◆ **Written task**: Copy each line where the word "Farbwerte" occurs.

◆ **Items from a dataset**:
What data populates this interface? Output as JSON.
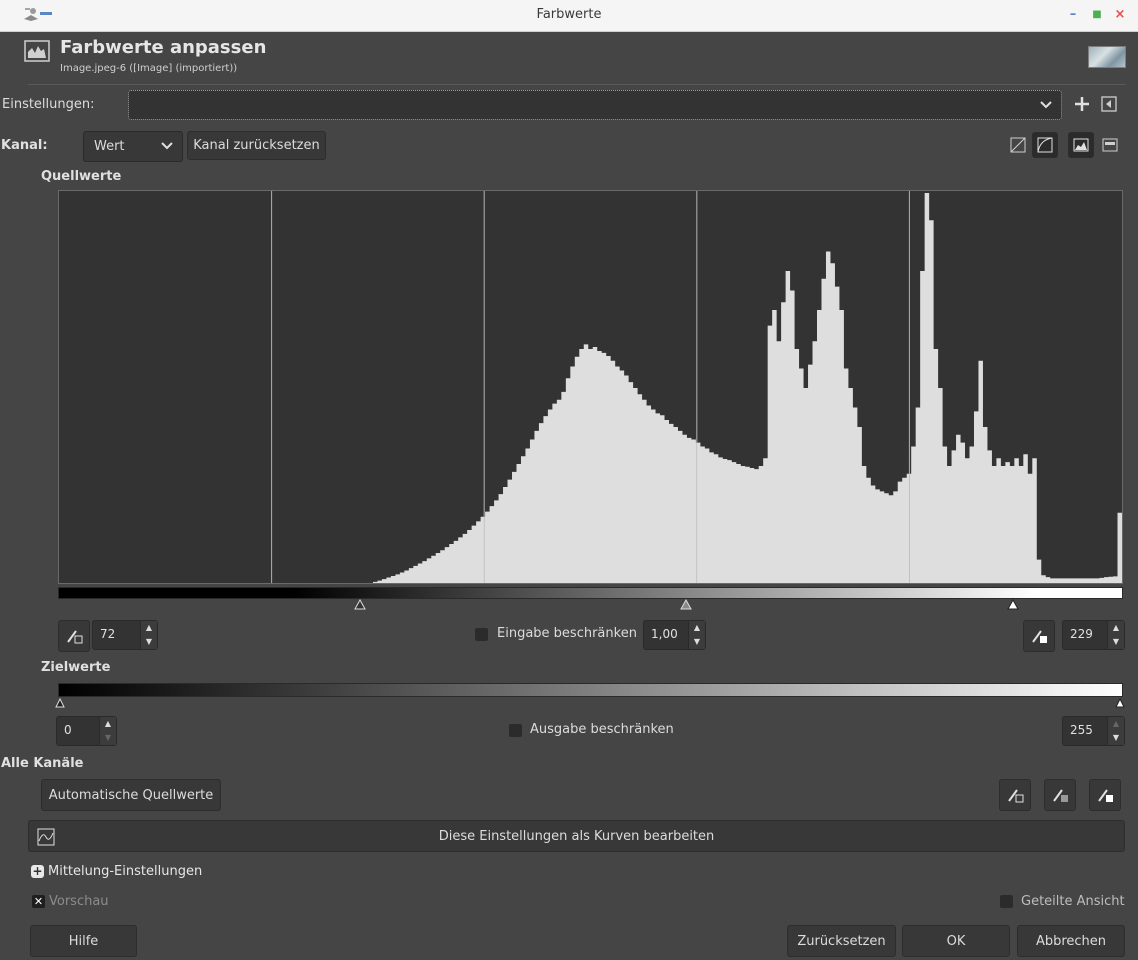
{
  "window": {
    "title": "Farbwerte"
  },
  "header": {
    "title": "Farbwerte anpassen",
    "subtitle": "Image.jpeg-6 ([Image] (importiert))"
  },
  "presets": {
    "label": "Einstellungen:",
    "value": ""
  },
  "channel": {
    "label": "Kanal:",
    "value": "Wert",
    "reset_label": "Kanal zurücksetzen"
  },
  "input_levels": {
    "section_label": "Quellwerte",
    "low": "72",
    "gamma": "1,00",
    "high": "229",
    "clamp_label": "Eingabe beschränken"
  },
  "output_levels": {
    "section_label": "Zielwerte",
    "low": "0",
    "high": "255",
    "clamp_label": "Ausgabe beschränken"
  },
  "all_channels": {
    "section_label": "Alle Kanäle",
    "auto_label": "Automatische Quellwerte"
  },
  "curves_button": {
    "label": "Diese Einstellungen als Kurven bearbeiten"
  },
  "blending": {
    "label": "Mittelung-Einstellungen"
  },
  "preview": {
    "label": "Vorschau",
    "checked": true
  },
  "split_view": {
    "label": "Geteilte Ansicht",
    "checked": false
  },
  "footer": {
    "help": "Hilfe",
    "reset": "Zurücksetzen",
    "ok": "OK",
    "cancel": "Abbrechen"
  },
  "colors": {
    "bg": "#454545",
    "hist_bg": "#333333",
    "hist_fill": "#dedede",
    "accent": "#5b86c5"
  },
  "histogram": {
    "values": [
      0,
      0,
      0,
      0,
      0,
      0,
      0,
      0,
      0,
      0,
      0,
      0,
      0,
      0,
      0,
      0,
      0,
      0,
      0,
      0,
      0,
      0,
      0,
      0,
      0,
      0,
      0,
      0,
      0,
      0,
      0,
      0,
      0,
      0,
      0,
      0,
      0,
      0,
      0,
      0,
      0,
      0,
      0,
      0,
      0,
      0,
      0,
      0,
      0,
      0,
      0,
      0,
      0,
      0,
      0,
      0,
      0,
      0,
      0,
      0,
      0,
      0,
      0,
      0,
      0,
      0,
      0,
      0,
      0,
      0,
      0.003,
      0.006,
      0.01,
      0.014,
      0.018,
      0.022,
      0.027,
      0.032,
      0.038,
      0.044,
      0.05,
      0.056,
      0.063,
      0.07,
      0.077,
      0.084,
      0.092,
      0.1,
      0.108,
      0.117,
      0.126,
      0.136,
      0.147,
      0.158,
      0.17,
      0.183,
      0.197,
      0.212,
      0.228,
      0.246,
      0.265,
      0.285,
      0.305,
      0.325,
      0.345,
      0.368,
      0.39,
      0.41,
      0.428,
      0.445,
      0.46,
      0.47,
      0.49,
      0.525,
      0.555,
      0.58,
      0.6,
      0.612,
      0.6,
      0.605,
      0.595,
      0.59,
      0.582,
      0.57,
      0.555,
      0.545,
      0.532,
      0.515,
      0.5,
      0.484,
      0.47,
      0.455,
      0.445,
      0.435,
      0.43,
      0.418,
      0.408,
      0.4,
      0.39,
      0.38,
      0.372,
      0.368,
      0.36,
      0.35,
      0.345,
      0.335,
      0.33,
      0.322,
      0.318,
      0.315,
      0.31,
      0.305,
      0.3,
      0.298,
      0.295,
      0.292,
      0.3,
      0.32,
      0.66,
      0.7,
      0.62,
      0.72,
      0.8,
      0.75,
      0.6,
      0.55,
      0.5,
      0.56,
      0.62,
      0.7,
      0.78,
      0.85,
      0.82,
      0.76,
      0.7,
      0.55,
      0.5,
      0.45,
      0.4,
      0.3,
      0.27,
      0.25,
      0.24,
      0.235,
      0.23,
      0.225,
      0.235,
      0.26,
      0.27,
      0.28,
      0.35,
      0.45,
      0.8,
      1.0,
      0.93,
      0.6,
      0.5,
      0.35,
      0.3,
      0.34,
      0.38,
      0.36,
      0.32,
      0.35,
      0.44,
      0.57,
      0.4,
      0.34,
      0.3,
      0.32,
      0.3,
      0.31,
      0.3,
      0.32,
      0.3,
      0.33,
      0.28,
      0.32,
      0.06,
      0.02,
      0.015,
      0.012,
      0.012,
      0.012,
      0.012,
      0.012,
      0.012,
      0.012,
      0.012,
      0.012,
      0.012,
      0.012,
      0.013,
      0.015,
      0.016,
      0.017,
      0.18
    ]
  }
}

* * *

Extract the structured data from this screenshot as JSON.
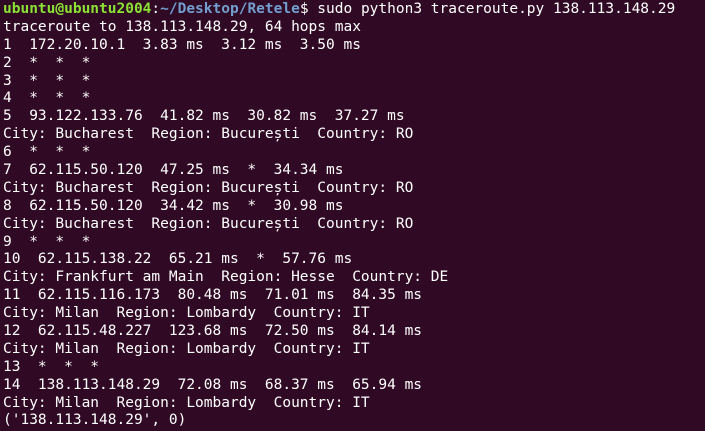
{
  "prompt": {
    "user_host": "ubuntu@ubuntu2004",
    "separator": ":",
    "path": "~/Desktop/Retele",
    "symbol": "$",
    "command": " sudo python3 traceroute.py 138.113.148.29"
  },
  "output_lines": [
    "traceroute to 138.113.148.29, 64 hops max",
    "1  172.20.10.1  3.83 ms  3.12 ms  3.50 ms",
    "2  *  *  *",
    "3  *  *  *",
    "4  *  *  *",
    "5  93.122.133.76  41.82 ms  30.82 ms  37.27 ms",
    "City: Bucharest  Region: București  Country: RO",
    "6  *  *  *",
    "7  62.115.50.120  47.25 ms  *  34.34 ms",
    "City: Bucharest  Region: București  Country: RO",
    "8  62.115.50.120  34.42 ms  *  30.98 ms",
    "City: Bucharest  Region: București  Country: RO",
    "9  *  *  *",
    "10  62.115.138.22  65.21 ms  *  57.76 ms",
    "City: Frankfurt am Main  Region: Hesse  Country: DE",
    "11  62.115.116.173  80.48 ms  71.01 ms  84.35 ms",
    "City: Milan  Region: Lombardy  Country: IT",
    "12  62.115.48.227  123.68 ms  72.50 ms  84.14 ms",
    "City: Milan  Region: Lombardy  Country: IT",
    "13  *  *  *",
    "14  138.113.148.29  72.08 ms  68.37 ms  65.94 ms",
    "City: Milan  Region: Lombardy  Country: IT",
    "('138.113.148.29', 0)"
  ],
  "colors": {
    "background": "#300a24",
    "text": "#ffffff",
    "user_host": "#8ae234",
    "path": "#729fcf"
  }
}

◆ **Answer to the exercise**:
    "title": "Farbwerte"
    "title": "Farbwerte anpassen",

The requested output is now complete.